- What the exercise asks
In the material below, find every line with "rights" and pull it out.

- Exercise inputs

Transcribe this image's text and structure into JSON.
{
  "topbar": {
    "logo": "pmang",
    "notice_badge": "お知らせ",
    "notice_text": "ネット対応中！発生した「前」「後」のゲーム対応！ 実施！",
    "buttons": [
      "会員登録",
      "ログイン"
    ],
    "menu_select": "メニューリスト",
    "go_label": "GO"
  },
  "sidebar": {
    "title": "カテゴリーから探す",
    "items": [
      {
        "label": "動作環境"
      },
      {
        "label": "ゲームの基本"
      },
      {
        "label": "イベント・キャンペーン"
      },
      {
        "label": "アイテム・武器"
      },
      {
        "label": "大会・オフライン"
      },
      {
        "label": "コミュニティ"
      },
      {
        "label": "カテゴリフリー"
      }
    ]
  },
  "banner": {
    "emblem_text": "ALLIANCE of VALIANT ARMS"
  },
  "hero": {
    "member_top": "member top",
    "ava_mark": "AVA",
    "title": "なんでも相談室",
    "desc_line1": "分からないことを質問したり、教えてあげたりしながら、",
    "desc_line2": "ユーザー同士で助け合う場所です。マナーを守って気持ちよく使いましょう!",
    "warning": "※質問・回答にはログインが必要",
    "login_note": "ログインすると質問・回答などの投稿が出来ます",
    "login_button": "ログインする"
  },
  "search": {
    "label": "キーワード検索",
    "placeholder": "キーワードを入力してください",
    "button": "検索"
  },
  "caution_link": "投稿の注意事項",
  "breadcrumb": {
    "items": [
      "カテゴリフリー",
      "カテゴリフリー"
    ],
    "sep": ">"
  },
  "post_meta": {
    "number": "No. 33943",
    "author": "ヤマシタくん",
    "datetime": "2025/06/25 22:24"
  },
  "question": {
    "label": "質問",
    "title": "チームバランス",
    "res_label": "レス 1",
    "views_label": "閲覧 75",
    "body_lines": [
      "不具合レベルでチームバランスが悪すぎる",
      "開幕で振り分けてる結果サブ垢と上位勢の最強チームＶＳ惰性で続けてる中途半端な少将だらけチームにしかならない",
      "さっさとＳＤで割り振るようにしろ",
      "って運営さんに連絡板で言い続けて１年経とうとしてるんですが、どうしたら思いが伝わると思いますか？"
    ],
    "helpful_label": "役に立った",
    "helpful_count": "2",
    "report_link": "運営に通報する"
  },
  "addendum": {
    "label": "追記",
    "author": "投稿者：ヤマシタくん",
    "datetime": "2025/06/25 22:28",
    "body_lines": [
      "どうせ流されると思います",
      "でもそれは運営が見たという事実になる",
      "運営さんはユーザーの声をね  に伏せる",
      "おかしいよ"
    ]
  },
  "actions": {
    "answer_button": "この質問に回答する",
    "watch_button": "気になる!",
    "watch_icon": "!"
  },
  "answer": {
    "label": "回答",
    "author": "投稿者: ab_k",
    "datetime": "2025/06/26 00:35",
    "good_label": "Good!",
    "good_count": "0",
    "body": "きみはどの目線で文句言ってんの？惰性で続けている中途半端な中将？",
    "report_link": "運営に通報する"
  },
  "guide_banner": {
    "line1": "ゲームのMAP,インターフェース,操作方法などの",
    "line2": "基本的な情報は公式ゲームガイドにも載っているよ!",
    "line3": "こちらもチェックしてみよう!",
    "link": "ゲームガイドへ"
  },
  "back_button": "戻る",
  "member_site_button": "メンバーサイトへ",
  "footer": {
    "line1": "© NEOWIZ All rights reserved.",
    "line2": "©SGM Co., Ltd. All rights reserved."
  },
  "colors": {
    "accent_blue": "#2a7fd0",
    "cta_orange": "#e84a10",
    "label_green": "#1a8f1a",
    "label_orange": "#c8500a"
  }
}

- Task output
    "line1": "© NEOWIZ All rights reserved.",
    "line2": "©SGM Co., Ltd. All rights reserved."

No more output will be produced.